◆ TEXT EXTRACT
____

It lay in a beautiful field of bright and faint stars. The main star looked blue-white and the companion seemed peach or pale orange. I spotted a very faint star nearby! Extremely faint. Improved with averted vision. The very faint sun was in-line and equidistant to the slightly brighter field stars nearby.

At 111x, while easily separated, I felt differently about lambda's colours! Now I thought the main was pale yellow and the companion blue-white. Haas describes them as "lemon white and ashy blue-violet." She goes on the document this as a quad system! Wow! The main stars are separated by 4.3 arc-seconds (Castor is 4.2).

The double star along with the fainter 4 nearby stars reminded me of Sagitta.

On reviewing Haas's double stars book and learning lambda Orion was a quad system, it made me appreciate (once again) that I should better document (and sketch) these observations... I should show orientations to confirm the Position Angle and distances to compare Separations.

§

Break time. I headed inside to rest up, warm up, and prepare for the Main Event. I had not yet printed detailed finder charts for the target star. As I did that, the thought flickered through my brain that while the scales of the charts are known, they did not correlate to my eyepieces. They could use my custom Field of View circles... Too late to tackle that now.

And as I reviewed Stellarium, I started to get nervous that the target star would be too close to the roof line of the neighbours house. I better verify if I can in fact see objects at the predicted elevation.

Back at the eyepiece, I was amazed to see lambda still dead centre. Wow. I had nailed my polar alignment tonight! Shame to spoil it... I was not confident I had a good sightline, so I moved the whole 'scope northward. Then, tilting and turning the tripod, I reacquired lambda.

OK, now, to the target star. A bit less than an hour to go... And immediately I was confused by the finder charts! The 15° chart was OK, I could generally relate to the scale and I could correlate it to PSA. My finder scope FOV would be about half of it. But as I tried to find stars in Lepus, it became challenging. Visually, at 1x magnification, I could just barely see α (alpha) and β (beta). Starhopping though I realised was confused in fact by the differences in scale. I was moving small distances in the finder scope but applying the scale from PSA.

____

◆ REQUIRED TASKS
• 1. In the observing notes, switch "companion" to "secondary" throughout the part that opens with the words containing "It lay in a" and closes with "(Castor is 4.2).", and give that part again with the change.
• 2. According to the observing notes, how far apart are the main stars of lambda?
The listing is not needed for any of this work.

____

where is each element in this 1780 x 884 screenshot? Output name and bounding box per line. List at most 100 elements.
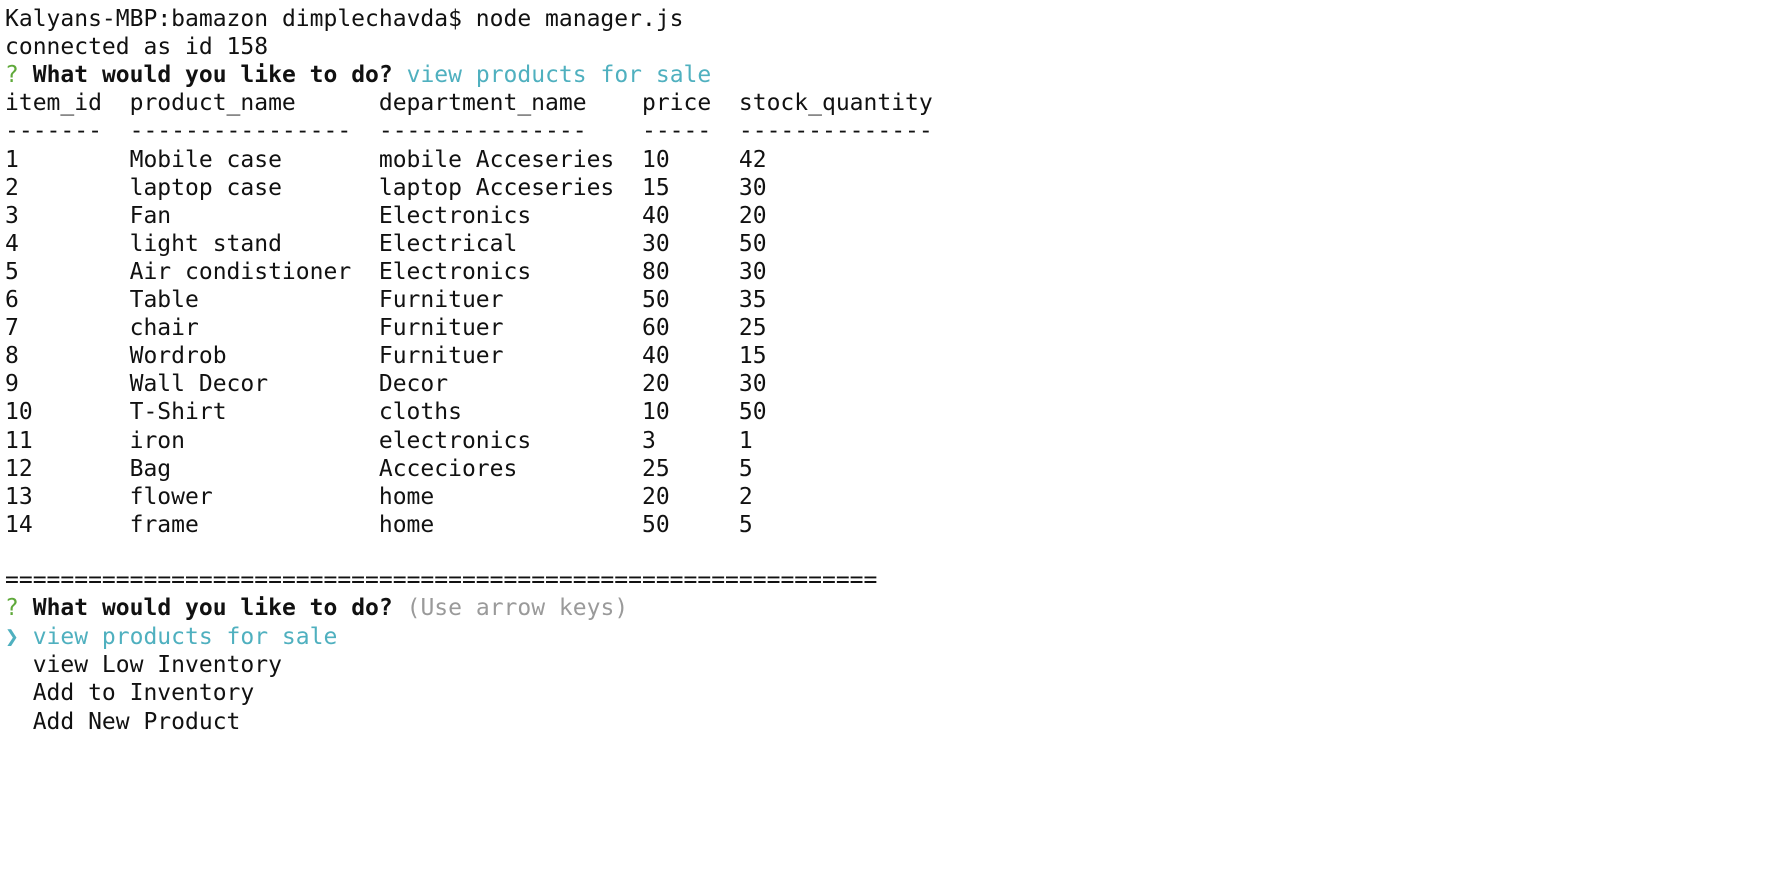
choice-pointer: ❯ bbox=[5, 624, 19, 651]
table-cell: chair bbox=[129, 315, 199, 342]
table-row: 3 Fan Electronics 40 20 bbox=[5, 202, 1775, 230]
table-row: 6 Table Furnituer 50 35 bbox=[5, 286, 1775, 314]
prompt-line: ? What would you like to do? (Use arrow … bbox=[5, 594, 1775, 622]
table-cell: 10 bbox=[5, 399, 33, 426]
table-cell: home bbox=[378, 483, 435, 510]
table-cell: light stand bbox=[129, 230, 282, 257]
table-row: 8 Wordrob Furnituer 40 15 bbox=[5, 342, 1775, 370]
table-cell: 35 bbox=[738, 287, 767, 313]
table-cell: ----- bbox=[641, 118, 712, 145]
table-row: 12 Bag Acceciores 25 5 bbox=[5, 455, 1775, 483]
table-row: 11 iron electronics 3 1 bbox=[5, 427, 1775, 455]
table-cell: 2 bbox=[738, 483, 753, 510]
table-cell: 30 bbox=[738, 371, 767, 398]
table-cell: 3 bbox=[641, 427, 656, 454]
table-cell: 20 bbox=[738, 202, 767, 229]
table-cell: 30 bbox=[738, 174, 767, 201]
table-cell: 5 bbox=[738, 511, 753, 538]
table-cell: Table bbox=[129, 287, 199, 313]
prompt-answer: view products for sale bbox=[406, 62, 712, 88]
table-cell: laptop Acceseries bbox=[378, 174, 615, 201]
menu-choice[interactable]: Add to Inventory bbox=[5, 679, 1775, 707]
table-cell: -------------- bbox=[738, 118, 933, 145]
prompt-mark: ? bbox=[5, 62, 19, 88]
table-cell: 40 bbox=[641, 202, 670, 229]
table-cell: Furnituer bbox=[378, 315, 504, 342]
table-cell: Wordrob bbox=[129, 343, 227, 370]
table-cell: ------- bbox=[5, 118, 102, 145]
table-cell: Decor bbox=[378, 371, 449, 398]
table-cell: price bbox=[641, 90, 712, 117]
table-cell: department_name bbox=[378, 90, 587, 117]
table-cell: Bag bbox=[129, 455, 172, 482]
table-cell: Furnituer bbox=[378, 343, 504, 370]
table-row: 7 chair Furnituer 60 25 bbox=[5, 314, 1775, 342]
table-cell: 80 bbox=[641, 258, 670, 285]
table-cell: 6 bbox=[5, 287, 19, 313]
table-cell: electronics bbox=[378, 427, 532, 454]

____

◆ ANSWERS FOR THIS EXERCISE
• 1.
It lay in a beautiful field of bright and faint stars. The main star looked blue-white and the secondary seemed peach or pale orange. I spotted a very faint star nearby! Extremely faint. Improved with averted vision. The very faint sun was in-line and equidistant to the slightly brighter field stars nearby.

At 111x, while easily separated, I felt differently about lambda's colours! Now I thought the main was pale yellow and the secondary blue-white. Haas describes them as "lemon white and ashy blue-violet." She goes on the document this as a quad system! Wow! The main stars are separated by 4.3 arc-seconds (Castor is 4.2).

• 2. They are separated by 4.3 arc-seconds.